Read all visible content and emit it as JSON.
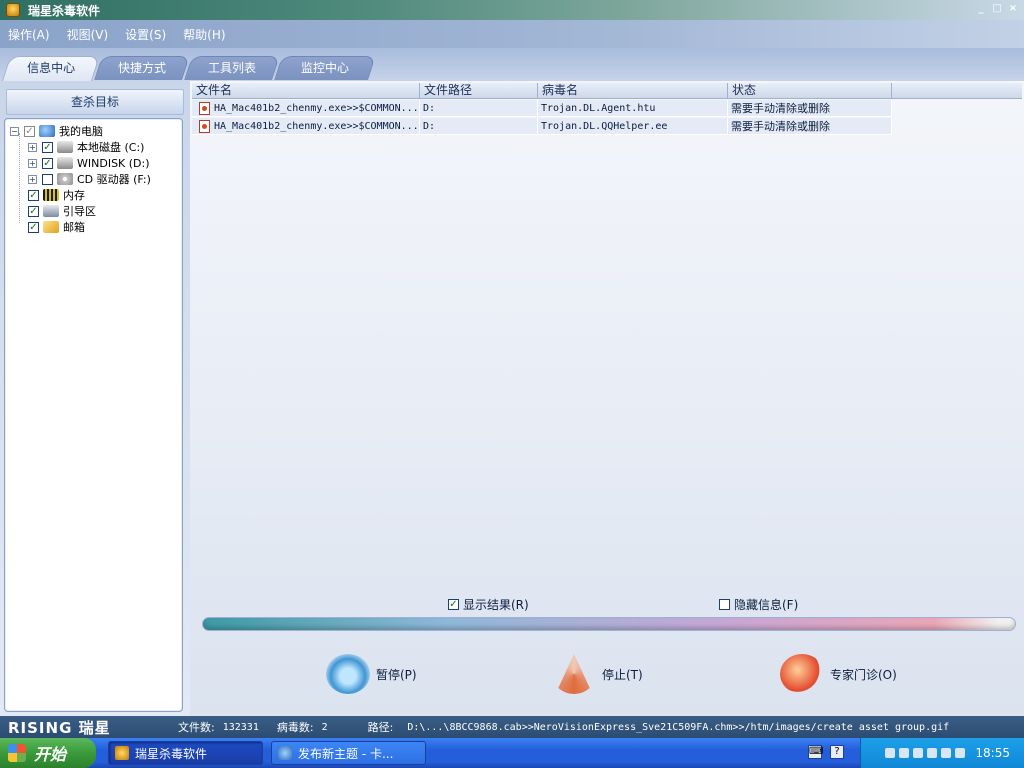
{
  "window": {
    "title": "瑞星杀毒软件",
    "buttons": [
      "_",
      "□",
      "×"
    ]
  },
  "menu": [
    "操作(A)",
    "视图(V)",
    "设置(S)",
    "帮助(H)"
  ],
  "tabs": [
    {
      "label": "信息中心",
      "active": true
    },
    {
      "label": "快捷方式",
      "active": false
    },
    {
      "label": "工具列表",
      "active": false
    },
    {
      "label": "监控中心",
      "active": false
    }
  ],
  "left_panel": {
    "header": "查杀目标",
    "tree": [
      {
        "label": "我的电脑",
        "checked": "partial",
        "expand": "−",
        "icon": "computer-icon"
      },
      {
        "label": "本地磁盘 (C:)",
        "checked": true,
        "expand": "+",
        "icon": "hard-disk-icon"
      },
      {
        "label": "WINDISK (D:)",
        "checked": true,
        "expand": "+",
        "icon": "hard-disk-icon"
      },
      {
        "label": "CD 驱动器 (F:)",
        "checked": false,
        "expand": "+",
        "icon": "cd-drive-icon"
      },
      {
        "label": "内存",
        "checked": true,
        "icon": "memory-icon"
      },
      {
        "label": "引导区",
        "checked": true,
        "icon": "boot-sector-icon"
      },
      {
        "label": "邮箱",
        "checked": true,
        "icon": "mail-icon"
      }
    ]
  },
  "table": {
    "columns": [
      "文件名",
      "文件路径",
      "病毒名",
      "状态"
    ],
    "rows": [
      {
        "file": "HA_Mac401b2_chenmy.exe>>$COMMON...",
        "path": "D:",
        "virus": "Trojan.DL.Agent.htu",
        "status": "需要手动清除或删除"
      },
      {
        "file": "HA_Mac401b2_chenmy.exe>>$COMMON...",
        "path": "D:",
        "virus": "Trojan.DL.QQHelper.ee",
        "status": "需要手动清除或删除"
      }
    ]
  },
  "options": {
    "show_results": {
      "label": "显示结果(R)",
      "checked": true
    },
    "hide_info": {
      "label": "隐藏信息(F)",
      "checked": false
    }
  },
  "progress": 0.98,
  "actions": {
    "pause": "暂停(P)",
    "stop": "停止(T)",
    "expert": "专家门诊(O)"
  },
  "status": {
    "brand": "RISING 瑞星",
    "files_label": "文件数:",
    "files_value": "132331",
    "virus_label": "病毒数:",
    "virus_value": "2",
    "path_label": "路径:",
    "path_value": "D:\\...\\8BCC9868.cab>>NeroVisionExpress_Sve21C509FA.chm>>/htm/images/create asset group.gif"
  },
  "taskbar": {
    "start": "开始",
    "tasks": [
      {
        "label": "瑞星杀毒软件",
        "active": true
      },
      {
        "label": "发布新主题 - 卡...",
        "active": false
      }
    ],
    "clock": "18:55"
  }
}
= = = = =
» PROBLEM DETAILS: Apart from the pictures, every line above must be repeated exactly.

» EXERCISE SOLUTION:
Read all visible content and emit it as JSON.
{
  "window": {
    "title": "瑞星杀毒软件",
    "buttons": [
      "_",
      "□",
      "×"
    ]
  },
  "menu": [
    "操作(A)",
    "视图(V)",
    "设置(S)",
    "帮助(H)"
  ],
  "tabs": [
    {
      "label": "信息中心",
      "active": true
    },
    {
      "label": "快捷方式",
      "active": false
    },
    {
      "label": "工具列表",
      "active": false
    },
    {
      "label": "监控中心",
      "active": false
    }
  ],
  "left_panel": {
    "header": "查杀目标",
    "tree": [
      {
        "label": "我的电脑",
        "checked": "partial",
        "expand": "−",
        "icon": "computer-icon"
      },
      {
        "label": "本地磁盘 (C:)",
        "checked": true,
        "expand": "+",
        "icon": "hard-disk-icon"
      },
      {
        "label": "WINDISK (D:)",
        "checked": true,
        "expand": "+",
        "icon": "hard-disk-icon"
      },
      {
        "label": "CD 驱动器 (F:)",
        "checked": false,
        "expand": "+",
        "icon": "cd-drive-icon"
      },
      {
        "label": "内存",
        "checked": true,
        "icon": "memory-icon"
      },
      {
        "label": "引导区",
        "checked": true,
        "icon": "boot-sector-icon"
      },
      {
        "label": "邮箱",
        "checked": true,
        "icon": "mail-icon"
      }
    ]
  },
  "table": {
    "columns": [
      "文件名",
      "文件路径",
      "病毒名",
      "状态"
    ],
    "rows": [
      {
        "file": "HA_Mac401b2_chenmy.exe>>$COMMON...",
        "path": "D:",
        "virus": "Trojan.DL.Agent.htu",
        "status": "需要手动清除或删除"
      },
      {
        "file": "HA_Mac401b2_chenmy.exe>>$COMMON...",
        "path": "D:",
        "virus": "Trojan.DL.QQHelper.ee",
        "status": "需要手动清除或删除"
      }
    ]
  },
  "options": {
    "show_results": {
      "label": "显示结果(R)",
      "checked": true
    },
    "hide_info": {
      "label": "隐藏信息(F)",
      "checked": false
    }
  },
  "progress": 0.98,
  "actions": {
    "pause": "暂停(P)",
    "stop": "停止(T)",
    "expert": "专家门诊(O)"
  },
  "status": {
    "brand": "RISING 瑞星",
    "files_label": "文件数:",
    "files_value": "132331",
    "virus_label": "病毒数:",
    "virus_value": "2",
    "path_label": "路径:",
    "path_value": "D:\\...\\8BCC9868.cab>>NeroVisionExpress_Sve21C509FA.chm>>/htm/images/create asset group.gif"
  },
  "taskbar": {
    "start": "开始",
    "tasks": [
      {
        "label": "瑞星杀毒软件",
        "active": true
      },
      {
        "label": "发布新主题 - 卡...",
        "active": false
      }
    ],
    "clock": "18:55"
  }
}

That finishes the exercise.